• [TASK A]:
Revise the passage on mixing backing tracks in mono from "Live performance is" to "serious gear damage.", putting "two-channel" in place of "stereo" wherever it occurs.
• [TASK B]:
Name every device that the passage on mixing backing tracks in mono gives as a way to play those tracks back.

• [TEXT TO READ]:

----

Why you want to mix your backing tracks in mono and how to do it right
If you’re going to accompany yourself with backing tracks played back on an iOS device, laptop or MP3 player there are some compelling reasons to mix those tracks in mono. While we appreciate the time you’ve spent mixing and panning your sounds in stereo, your audiences won’t. Especially the ones near the right speaker who can’t hear all the cool stuff coming out of the left and vice versa.
Live performance is best done in mono so everyone gets to hear your tracks in their full glory regardless of where they are in the room. So, first and foremost, create your backing tracks in mono. That way, you know your mix works. If you plan on using stereo tracks, you need to be sure that your stereo mix works in mono. Just combining the two channels and squeezing them into one cable won’t do it. In fact, if you read the previous tech tip on connecting an iOS devices and laptops to a mixer, you know that combining your stereo outputs to mono with a "Y" cord can result in severe signal loss and possible serious gear damage.

----

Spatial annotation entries
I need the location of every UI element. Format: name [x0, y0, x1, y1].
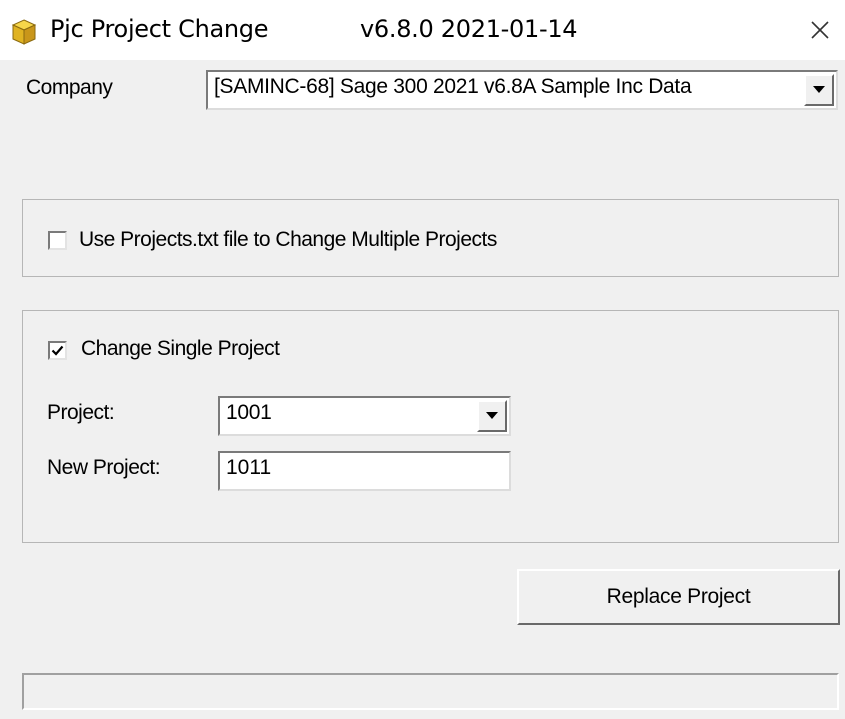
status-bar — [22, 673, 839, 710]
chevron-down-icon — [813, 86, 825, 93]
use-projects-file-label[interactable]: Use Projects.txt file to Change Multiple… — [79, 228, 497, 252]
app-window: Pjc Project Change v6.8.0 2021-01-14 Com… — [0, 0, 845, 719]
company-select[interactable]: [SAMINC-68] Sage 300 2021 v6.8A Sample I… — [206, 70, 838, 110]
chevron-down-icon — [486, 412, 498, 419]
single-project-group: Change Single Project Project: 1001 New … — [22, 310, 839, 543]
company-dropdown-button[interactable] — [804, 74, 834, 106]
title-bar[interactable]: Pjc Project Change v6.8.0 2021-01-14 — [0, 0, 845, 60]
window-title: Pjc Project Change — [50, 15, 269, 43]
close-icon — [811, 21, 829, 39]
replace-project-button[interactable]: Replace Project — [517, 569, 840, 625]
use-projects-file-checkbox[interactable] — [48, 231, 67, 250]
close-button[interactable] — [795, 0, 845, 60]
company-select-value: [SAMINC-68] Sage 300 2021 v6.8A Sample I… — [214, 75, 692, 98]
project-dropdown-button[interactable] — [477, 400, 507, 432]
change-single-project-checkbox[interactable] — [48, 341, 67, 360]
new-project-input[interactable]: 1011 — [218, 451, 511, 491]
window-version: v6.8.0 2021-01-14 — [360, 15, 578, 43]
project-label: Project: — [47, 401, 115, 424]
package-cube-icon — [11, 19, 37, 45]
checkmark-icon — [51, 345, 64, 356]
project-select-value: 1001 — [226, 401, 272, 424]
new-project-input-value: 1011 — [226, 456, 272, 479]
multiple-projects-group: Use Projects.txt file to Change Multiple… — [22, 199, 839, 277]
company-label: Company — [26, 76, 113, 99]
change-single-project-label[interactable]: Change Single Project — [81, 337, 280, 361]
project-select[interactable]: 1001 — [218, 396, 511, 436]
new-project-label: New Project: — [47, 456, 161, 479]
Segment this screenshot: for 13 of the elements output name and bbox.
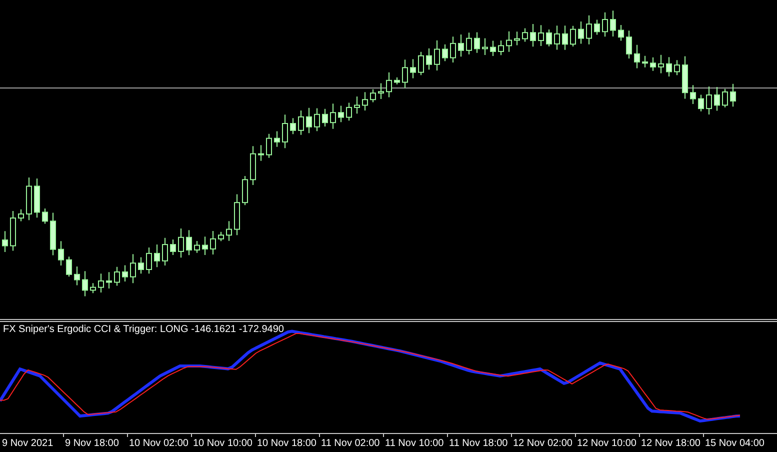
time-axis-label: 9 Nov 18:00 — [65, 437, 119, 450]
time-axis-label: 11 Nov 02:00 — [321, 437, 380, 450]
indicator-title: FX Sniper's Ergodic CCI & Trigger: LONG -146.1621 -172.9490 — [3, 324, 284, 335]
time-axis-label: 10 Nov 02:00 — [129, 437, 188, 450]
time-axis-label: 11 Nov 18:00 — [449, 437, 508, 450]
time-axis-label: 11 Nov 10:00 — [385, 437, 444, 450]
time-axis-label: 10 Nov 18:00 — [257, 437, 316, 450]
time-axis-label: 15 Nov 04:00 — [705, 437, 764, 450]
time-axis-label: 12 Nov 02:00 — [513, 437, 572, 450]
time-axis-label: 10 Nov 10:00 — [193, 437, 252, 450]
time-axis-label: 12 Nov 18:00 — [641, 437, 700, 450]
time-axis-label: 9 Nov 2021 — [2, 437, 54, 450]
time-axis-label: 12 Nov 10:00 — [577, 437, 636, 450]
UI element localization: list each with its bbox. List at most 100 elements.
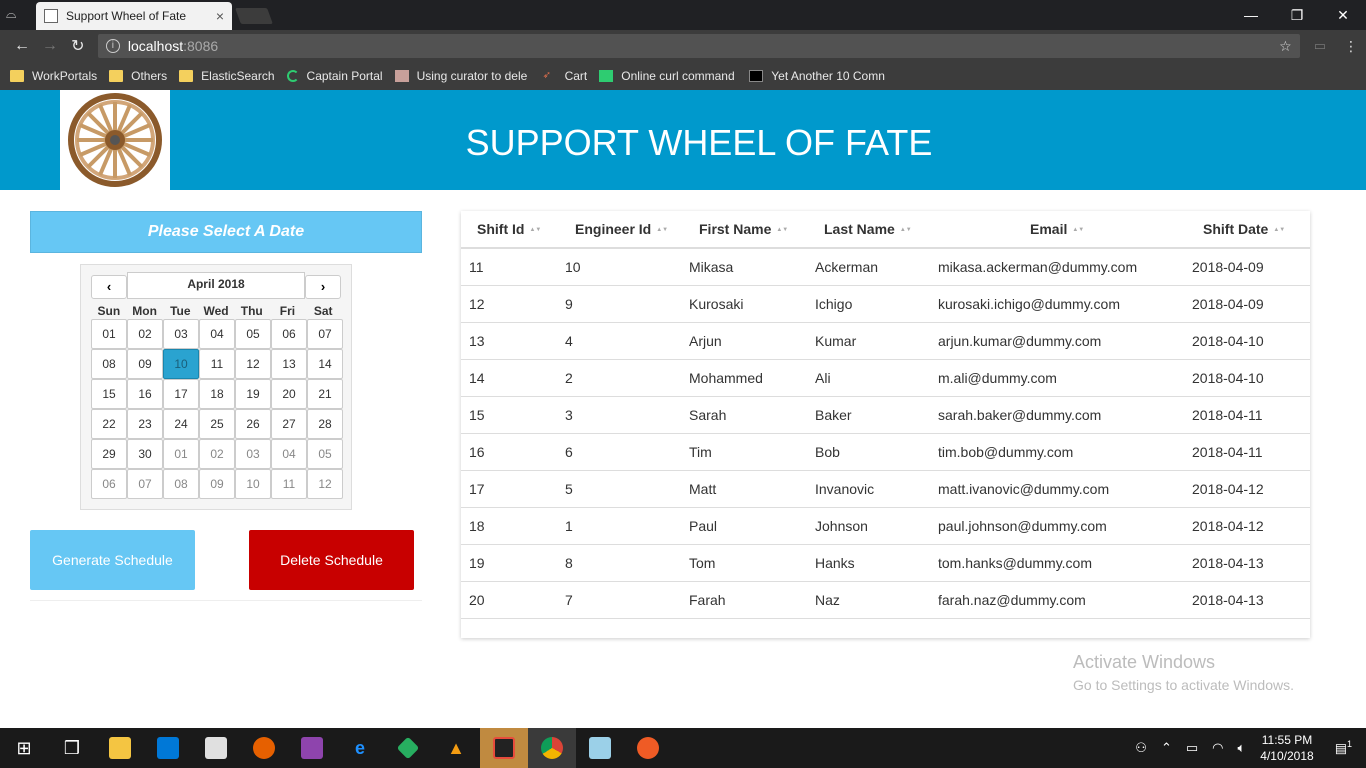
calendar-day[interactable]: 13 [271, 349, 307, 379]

----

• [FINAL RESULT A]:
Live performance is best done in mono so everyone gets to hear your tracks in their full glory regardless of where they are in the room. So, first and foremost, create your backing tracks in mono. That way, you know your mix works. If you plan on using two-channel tracks, you need to be sure that your two-channel mix works in mono. Just combining the two channels and squeezing them into one cable won’t do it. In fact, if you read the previous tech tip on connecting an iOS devices and laptops to a mixer, you know that combining your two-channel outputs to mono with a "Y" cord can result in severe signal loss and possible serious gear damage.

• [FINAL RESULT B]:
iOS device, laptop, MP3 player